- [WRITTEN TASK] Return the listing below word for word.

- [GIVEN RECORDS]
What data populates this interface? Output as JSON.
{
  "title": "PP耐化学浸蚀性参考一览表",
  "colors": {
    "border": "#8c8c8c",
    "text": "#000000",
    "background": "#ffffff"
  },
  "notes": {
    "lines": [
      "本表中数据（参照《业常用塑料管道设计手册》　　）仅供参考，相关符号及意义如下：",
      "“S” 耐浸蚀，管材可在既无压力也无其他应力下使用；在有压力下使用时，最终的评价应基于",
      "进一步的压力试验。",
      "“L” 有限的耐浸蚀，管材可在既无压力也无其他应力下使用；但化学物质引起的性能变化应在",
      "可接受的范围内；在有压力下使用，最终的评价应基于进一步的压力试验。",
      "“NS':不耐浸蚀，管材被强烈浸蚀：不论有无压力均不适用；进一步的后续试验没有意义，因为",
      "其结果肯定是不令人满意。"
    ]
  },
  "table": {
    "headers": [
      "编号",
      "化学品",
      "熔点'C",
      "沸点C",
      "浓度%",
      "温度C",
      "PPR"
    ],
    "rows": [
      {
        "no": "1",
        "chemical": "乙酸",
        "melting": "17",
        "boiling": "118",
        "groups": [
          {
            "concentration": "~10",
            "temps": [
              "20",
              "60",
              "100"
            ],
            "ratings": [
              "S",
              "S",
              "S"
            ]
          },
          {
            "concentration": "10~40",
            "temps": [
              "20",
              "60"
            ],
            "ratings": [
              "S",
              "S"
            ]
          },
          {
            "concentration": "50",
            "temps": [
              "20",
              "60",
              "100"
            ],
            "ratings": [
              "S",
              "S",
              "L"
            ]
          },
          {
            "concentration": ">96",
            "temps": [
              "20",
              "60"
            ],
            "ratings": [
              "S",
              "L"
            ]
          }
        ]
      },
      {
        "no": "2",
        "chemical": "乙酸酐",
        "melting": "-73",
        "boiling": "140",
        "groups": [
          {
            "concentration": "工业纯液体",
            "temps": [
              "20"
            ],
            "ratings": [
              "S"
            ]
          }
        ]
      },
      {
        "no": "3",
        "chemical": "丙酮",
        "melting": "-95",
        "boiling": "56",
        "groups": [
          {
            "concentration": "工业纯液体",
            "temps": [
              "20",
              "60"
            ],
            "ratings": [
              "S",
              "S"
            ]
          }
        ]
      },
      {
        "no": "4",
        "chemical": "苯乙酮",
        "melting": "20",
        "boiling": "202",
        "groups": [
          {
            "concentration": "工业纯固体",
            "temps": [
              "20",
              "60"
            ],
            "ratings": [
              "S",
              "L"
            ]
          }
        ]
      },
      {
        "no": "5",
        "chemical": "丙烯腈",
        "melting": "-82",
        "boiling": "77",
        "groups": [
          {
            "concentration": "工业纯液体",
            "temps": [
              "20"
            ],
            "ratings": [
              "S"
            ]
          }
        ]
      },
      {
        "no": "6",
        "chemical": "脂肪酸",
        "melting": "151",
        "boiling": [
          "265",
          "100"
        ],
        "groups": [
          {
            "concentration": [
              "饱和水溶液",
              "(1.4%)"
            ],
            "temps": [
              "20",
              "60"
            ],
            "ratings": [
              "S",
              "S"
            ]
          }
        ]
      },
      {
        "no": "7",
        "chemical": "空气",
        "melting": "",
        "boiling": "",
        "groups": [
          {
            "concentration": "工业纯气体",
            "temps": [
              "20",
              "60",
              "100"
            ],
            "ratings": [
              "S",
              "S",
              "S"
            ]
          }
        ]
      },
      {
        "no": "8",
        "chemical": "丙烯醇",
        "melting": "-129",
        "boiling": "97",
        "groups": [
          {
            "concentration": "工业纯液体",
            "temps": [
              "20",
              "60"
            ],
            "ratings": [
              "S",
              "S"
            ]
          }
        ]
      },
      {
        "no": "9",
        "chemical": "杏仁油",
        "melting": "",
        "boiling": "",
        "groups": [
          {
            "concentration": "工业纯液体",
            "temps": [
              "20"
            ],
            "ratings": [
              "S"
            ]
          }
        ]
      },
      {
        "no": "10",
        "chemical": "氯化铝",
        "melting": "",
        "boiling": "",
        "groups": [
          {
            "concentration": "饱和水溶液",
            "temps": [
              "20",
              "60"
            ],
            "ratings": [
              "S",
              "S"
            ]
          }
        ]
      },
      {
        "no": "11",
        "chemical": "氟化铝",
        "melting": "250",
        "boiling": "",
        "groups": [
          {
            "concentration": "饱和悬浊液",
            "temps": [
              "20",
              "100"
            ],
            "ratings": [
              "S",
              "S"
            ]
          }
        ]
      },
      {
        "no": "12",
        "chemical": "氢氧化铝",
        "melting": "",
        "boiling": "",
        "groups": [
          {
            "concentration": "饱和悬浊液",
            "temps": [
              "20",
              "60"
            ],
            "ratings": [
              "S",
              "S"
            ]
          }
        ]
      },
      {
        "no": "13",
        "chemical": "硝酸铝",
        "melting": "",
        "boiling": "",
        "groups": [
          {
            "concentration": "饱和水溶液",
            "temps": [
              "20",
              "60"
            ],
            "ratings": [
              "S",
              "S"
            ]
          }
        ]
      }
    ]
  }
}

- [EXERCISE ANSWER]
What data populates this interface? Output as JSON.
{
  "title": "PP耐化学浸蚀性参考一览表",
  "colors": {
    "border": "#8c8c8c",
    "text": "#000000",
    "background": "#ffffff"
  },
  "notes": {
    "lines": [
      "本表中数据（参照《业常用塑料管道设计手册》　　）仅供参考，相关符号及意义如下：",
      "“S” 耐浸蚀，管材可在既无压力也无其他应力下使用；在有压力下使用时，最终的评价应基于",
      "进一步的压力试验。",
      "“L” 有限的耐浸蚀，管材可在既无压力也无其他应力下使用；但化学物质引起的性能变化应在",
      "可接受的范围内；在有压力下使用，最终的评价应基于进一步的压力试验。",
      "“NS':不耐浸蚀，管材被强烈浸蚀：不论有无压力均不适用；进一步的后续试验没有意义，因为",
      "其结果肯定是不令人满意。"
    ]
  },
  "table": {
    "headers": [
      "编号",
      "化学品",
      "熔点'C",
      "沸点C",
      "浓度%",
      "温度C",
      "PPR"
    ],
    "rows": [
      {
        "no": "1",
        "chemical": "乙酸",
        "melting": "17",
        "boiling": "118",
        "groups": [
          {
            "concentration": "~10",
            "temps": [
              "20",
              "60",
              "100"
            ],
            "ratings": [
              "S",
              "S",
              "S"
            ]
          },
          {
            "concentration": "10~40",
            "temps": [
              "20",
              "60"
            ],
            "ratings": [
              "S",
              "S"
            ]
          },
          {
            "concentration": "50",
            "temps": [
              "20",
              "60",
              "100"
            ],
            "ratings": [
              "S",
              "S",
              "L"
            ]
          },
          {
            "concentration": ">96",
            "temps": [
              "20",
              "60"
            ],
            "ratings": [
              "S",
              "L"
            ]
          }
        ]
      },
      {
        "no": "2",
        "chemical": "乙酸酐",
        "melting": "-73",
        "boiling": "140",
        "groups": [
          {
            "concentration": "工业纯液体",
            "temps": [
              "20"
            ],
            "ratings": [
              "S"
            ]
          }
        ]
      },
      {
        "no": "3",
        "chemical": "丙酮",
        "melting": "-95",
        "boiling": "56",
        "groups": [
          {
            "concentration": "工业纯液体",
            "temps": [
              "20",
              "60"
            ],
            "ratings": [
              "S",
              "S"
            ]
          }
        ]
      },
      {
        "no": "4",
        "chemical": "苯乙酮",
        "melting": "20",
        "boiling": "202",
        "groups": [
          {
            "concentration": "工业纯固体",
            "temps": [
              "20",
              "60"
            ],
            "ratings": [
              "S",
              "L"
            ]
          }
        ]
      },
      {
        "no": "5",
        "chemical": "丙烯腈",
        "melting": "-82",
        "boiling": "77",
        "groups": [
          {
            "concentration": "工业纯液体",
            "temps": [
              "20"
            ],
            "ratings": [
              "S"
            ]
          }
        ]
      },
      {
        "no": "6",
        "chemical": "脂肪酸",
        "melting": "151",
        "boiling": [
          "265",
          "100"
        ],
        "groups": [
          {
            "concentration": [
              "饱和水溶液",
              "(1.4%)"
            ],
            "temps": [
              "20",
              "60"
            ],
            "ratings": [
              "S",
              "S"
            ]
          }
        ]
      },
      {
        "no": "7",
        "chemical": "空气",
        "melting": "",
        "boiling": "",
        "groups": [
          {
            "concentration": "工业纯气体",
            "temps": [
              "20",
              "60",
              "100"
            ],
            "ratings": [
              "S",
              "S",
              "S"
            ]
          }
        ]
      },
      {
        "no": "8",
        "chemical": "丙烯醇",
        "melting": "-129",
        "boiling": "97",
        "groups": [
          {
            "concentration": "工业纯液体",
            "temps": [
              "20",
              "60"
            ],
            "ratings": [
              "S",
              "S"
            ]
          }
        ]
      },
      {
        "no": "9",
        "chemical": "杏仁油",
        "melting": "",
        "boiling": "",
        "groups": [
          {
            "concentration": "工业纯液体",
            "temps": [
              "20"
            ],
            "ratings": [
              "S"
            ]
          }
        ]
      },
      {
        "no": "10",
        "chemical": "氯化铝",
        "melting": "",
        "boiling": "",
        "groups": [
          {
            "concentration": "饱和水溶液",
            "temps": [
              "20",
              "60"
            ],
            "ratings": [
              "S",
              "S"
            ]
          }
        ]
      },
      {
        "no": "11",
        "chemical": "氟化铝",
        "melting": "250",
        "boiling": "",
        "groups": [
          {
            "concentration": "饱和悬浊液",
            "temps": [
              "20",
              "100"
            ],
            "ratings": [
              "S",
              "S"
            ]
          }
        ]
      },
      {
        "no": "12",
        "chemical": "氢氧化铝",
        "melting": "",
        "boiling": "",
        "groups": [
          {
            "concentration": "饱和悬浊液",
            "temps": [
              "20",
              "60"
            ],
            "ratings": [
              "S",
              "S"
            ]
          }
        ]
      },
      {
        "no": "13",
        "chemical": "硝酸铝",
        "melting": "",
        "boiling": "",
        "groups": [
          {
            "concentration": "饱和水溶液",
            "temps": [
              "20",
              "60"
            ],
            "ratings": [
              "S",
              "S"
            ]
          }
        ]
      }
    ]
  }
}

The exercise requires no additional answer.